(Records from a data collection)
========
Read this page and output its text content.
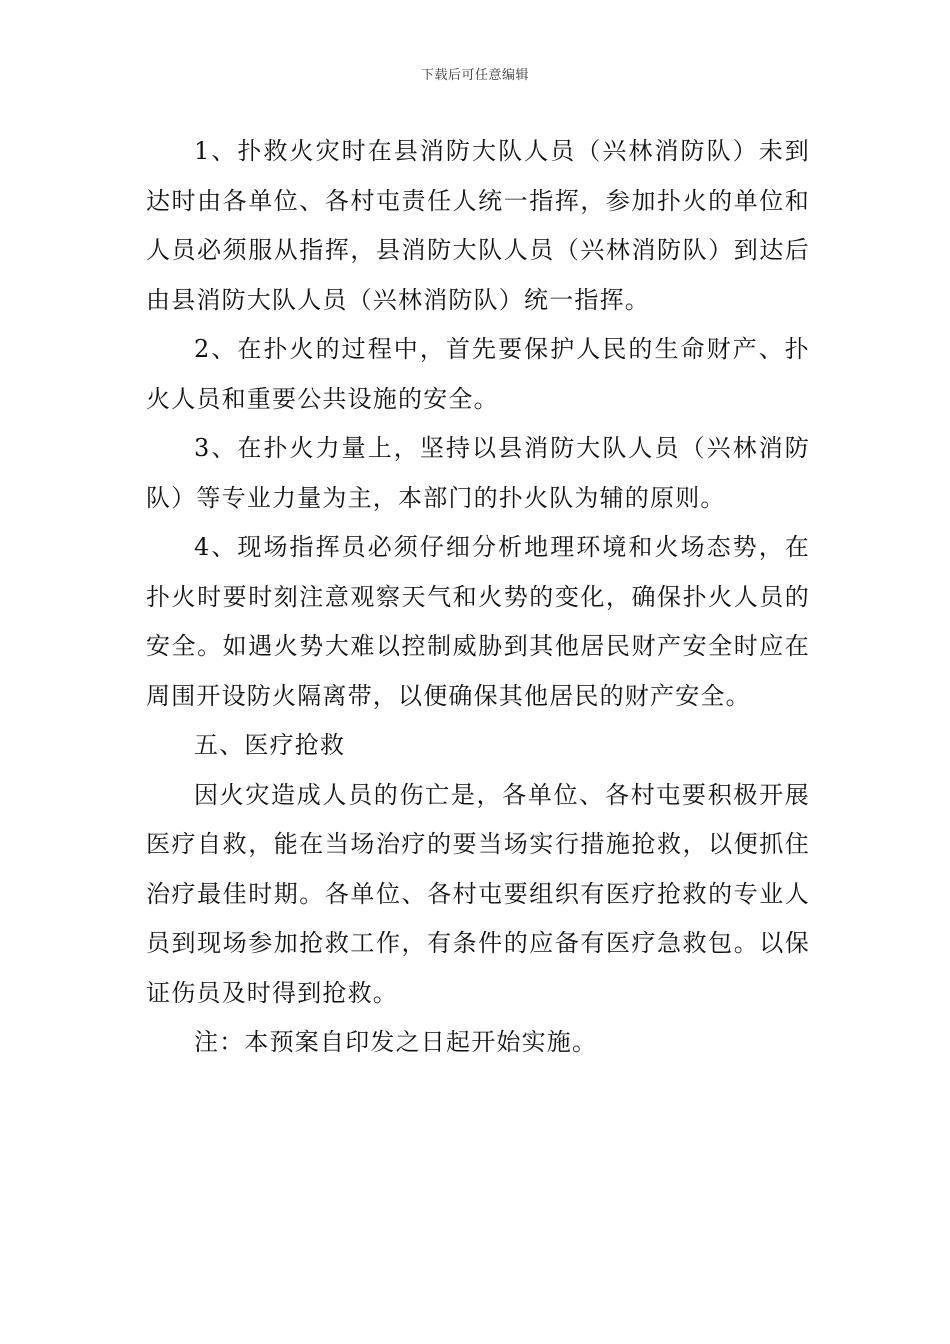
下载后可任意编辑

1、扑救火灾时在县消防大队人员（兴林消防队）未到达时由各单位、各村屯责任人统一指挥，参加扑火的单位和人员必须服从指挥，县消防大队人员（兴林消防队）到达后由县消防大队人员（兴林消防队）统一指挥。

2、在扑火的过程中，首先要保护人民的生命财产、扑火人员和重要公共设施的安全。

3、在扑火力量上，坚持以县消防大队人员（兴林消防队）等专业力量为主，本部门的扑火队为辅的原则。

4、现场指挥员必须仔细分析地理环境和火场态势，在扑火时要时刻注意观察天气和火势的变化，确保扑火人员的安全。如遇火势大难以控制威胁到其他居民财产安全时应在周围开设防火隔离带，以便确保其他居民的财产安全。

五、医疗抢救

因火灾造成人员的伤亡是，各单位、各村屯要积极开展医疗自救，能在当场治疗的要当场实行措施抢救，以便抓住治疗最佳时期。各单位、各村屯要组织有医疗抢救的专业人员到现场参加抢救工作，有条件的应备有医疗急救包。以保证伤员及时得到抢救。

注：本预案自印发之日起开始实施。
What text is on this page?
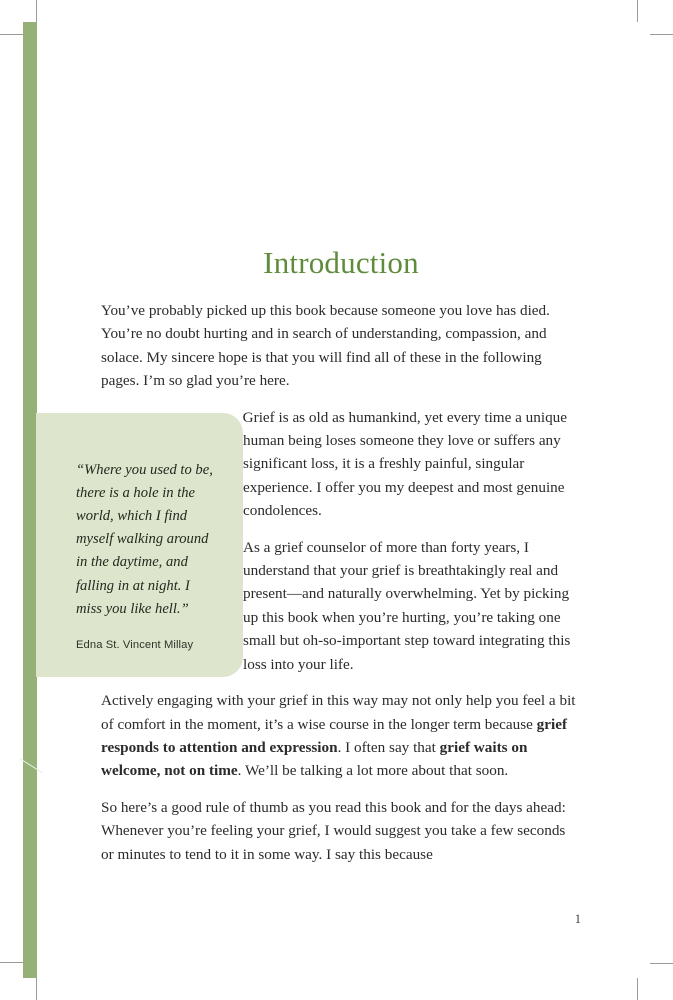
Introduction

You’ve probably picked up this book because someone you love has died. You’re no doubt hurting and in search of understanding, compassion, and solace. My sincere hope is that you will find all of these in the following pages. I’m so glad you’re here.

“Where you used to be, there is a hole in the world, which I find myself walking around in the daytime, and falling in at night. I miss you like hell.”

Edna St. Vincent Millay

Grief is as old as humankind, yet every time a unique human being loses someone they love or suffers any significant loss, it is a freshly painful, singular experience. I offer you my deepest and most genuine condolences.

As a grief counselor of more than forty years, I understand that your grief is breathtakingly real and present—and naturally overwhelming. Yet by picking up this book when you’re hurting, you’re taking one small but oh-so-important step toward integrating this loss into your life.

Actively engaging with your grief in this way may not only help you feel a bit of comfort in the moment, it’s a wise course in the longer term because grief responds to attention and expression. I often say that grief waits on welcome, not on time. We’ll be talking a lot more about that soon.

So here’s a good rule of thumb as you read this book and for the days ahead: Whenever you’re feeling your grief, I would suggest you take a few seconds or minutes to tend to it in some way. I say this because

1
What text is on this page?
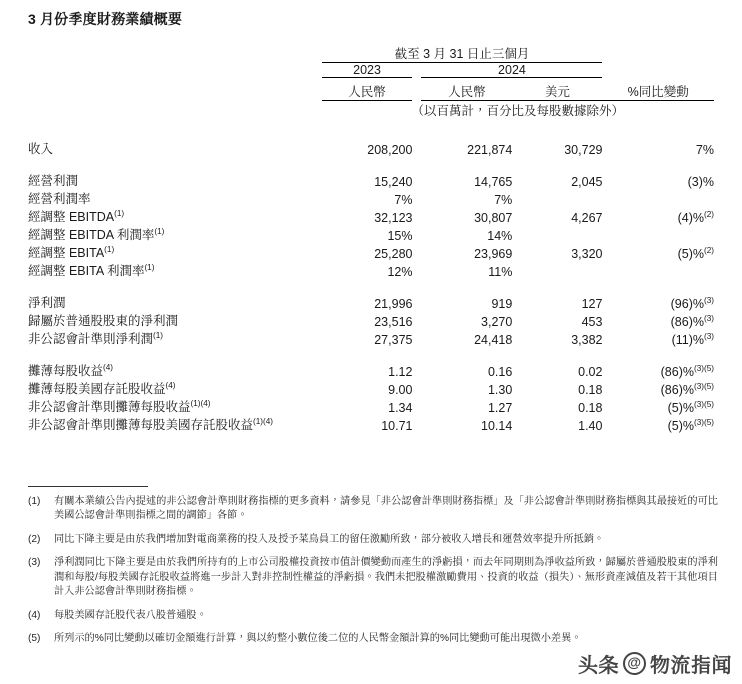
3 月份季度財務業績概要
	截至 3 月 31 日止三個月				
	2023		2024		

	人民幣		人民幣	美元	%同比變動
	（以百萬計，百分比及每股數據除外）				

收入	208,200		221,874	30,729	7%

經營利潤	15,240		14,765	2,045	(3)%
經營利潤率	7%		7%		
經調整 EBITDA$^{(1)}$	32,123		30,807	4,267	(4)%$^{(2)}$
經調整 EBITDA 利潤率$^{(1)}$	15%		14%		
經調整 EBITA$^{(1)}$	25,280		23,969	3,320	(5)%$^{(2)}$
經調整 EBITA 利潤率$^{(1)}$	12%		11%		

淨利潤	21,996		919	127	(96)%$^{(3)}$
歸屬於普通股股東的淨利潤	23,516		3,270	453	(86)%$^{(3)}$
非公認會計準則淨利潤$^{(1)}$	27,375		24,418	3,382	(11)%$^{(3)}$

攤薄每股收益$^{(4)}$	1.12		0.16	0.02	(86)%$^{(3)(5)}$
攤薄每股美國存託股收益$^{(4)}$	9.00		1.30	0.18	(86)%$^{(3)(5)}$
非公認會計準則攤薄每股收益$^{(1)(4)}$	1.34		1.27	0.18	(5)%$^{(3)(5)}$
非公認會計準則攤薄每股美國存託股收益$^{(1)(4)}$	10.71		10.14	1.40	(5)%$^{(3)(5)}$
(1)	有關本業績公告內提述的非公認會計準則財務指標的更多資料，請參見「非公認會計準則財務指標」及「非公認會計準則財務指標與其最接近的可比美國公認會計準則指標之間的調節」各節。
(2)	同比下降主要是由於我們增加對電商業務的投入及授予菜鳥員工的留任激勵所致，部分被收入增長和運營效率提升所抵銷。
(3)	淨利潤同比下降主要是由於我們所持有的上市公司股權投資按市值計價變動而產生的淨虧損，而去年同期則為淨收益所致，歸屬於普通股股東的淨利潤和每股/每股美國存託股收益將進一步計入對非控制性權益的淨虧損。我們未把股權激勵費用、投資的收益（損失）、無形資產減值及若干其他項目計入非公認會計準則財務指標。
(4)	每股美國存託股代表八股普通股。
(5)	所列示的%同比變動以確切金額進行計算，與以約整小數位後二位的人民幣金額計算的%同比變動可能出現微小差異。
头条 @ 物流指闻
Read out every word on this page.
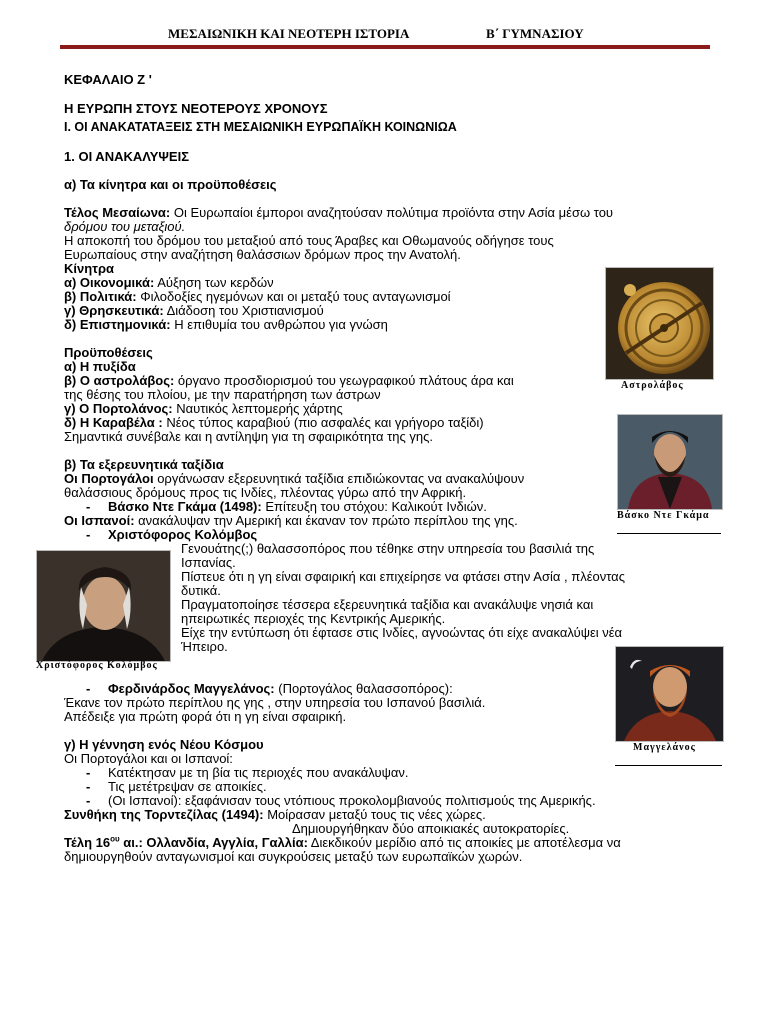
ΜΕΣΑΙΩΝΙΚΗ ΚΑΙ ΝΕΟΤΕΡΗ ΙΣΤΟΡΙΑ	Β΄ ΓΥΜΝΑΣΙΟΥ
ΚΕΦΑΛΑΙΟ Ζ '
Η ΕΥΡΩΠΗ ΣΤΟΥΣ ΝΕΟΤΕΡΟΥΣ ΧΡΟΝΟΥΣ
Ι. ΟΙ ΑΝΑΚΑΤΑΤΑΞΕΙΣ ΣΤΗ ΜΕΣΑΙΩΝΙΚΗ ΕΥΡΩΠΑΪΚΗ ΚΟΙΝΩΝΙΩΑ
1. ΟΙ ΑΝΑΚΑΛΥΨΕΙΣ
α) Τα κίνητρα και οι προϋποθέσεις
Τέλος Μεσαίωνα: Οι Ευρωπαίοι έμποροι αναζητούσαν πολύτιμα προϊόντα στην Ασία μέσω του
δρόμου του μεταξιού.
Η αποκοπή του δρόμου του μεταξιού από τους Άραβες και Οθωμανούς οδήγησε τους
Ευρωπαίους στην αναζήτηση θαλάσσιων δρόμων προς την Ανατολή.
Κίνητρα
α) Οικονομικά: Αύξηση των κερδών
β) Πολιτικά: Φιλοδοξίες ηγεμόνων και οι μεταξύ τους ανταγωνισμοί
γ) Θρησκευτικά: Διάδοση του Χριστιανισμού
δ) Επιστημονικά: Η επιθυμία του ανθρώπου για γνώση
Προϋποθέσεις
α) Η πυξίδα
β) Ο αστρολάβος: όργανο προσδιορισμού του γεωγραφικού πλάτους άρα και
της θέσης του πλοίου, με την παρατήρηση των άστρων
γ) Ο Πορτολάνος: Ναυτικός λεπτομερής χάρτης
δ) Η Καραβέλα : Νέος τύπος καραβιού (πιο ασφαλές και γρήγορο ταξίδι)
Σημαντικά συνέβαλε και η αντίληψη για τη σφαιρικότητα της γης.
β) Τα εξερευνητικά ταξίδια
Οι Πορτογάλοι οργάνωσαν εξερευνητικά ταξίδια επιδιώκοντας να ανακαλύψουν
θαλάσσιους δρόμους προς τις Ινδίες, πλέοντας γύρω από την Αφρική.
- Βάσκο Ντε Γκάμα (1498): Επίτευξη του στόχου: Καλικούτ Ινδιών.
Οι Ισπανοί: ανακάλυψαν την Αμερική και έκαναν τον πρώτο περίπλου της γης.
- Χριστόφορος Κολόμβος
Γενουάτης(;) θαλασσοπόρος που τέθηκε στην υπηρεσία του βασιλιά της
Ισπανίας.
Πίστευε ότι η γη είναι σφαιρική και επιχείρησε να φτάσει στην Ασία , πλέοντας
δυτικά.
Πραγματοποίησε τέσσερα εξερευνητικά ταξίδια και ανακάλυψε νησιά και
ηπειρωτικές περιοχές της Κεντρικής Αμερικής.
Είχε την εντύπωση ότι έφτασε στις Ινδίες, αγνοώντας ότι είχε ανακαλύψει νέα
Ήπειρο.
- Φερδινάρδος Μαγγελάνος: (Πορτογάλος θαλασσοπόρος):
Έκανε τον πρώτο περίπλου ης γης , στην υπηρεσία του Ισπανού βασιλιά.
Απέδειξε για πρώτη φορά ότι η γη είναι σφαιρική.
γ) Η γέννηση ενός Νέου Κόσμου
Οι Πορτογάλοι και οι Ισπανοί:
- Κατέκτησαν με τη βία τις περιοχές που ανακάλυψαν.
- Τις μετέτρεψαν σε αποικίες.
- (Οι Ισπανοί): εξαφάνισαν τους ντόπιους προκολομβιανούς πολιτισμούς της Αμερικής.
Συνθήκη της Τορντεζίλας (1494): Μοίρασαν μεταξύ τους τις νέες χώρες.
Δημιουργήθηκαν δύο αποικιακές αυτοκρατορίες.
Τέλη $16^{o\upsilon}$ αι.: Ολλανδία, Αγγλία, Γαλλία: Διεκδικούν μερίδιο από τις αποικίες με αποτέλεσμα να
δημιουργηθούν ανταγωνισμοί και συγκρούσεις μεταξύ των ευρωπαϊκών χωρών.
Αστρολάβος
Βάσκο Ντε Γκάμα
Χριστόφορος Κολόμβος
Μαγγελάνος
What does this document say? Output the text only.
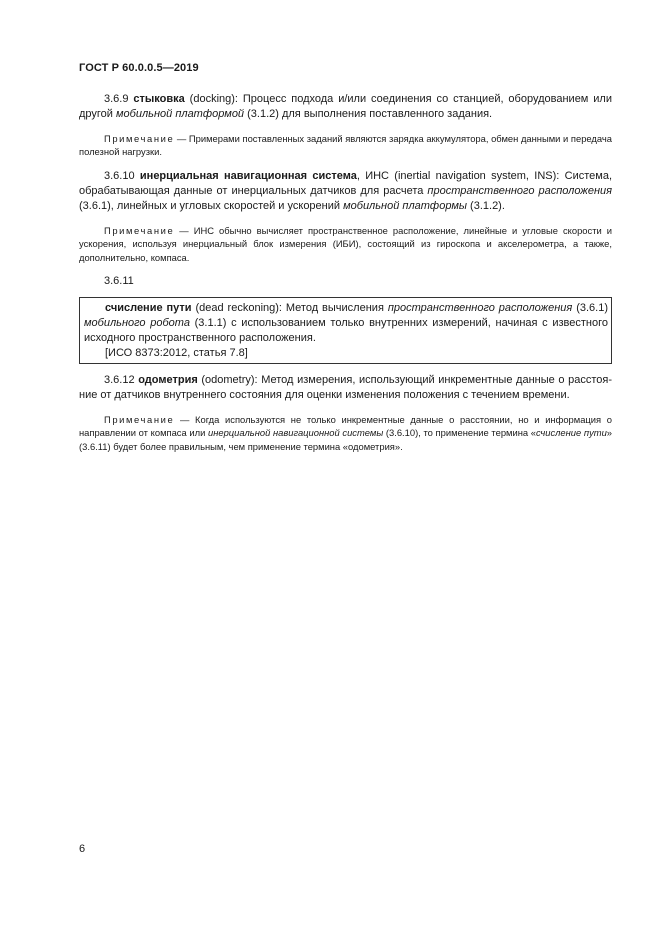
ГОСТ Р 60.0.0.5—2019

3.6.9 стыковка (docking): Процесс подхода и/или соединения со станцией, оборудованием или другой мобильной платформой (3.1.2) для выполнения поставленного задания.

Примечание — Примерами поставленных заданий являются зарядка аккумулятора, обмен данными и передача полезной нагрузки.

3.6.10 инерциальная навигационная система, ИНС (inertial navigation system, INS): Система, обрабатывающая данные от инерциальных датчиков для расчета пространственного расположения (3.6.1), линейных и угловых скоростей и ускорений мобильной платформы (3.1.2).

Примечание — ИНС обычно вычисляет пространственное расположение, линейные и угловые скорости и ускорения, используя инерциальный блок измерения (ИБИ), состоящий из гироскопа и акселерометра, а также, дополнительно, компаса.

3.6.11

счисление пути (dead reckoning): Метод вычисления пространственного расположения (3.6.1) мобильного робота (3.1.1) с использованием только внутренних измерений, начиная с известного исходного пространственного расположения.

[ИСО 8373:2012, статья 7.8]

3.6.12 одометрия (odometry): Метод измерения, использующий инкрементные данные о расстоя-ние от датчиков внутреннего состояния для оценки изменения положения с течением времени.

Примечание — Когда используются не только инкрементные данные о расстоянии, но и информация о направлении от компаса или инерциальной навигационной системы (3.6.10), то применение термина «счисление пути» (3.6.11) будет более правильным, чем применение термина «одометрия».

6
========
Exercise objective:
Identify lines with the string "расположения". Copy each one.

Output of the exercise:
3.6.10 инерциальная навигационная система, ИНС (inertial navigation system, INS): Система, обрабатывающая данные от инерциальных датчиков для расчета пространственного расположения (3.6.1), линейных и угловых скоростей и ускорений мобильной платформы (3.1.2).
счисление пути (dead reckoning): Метод вычисления пространственного расположения (3.6.1) мобильного робота (3.1.1) с использованием только внутренних измерений, начиная с известного исходного пространственного расположения.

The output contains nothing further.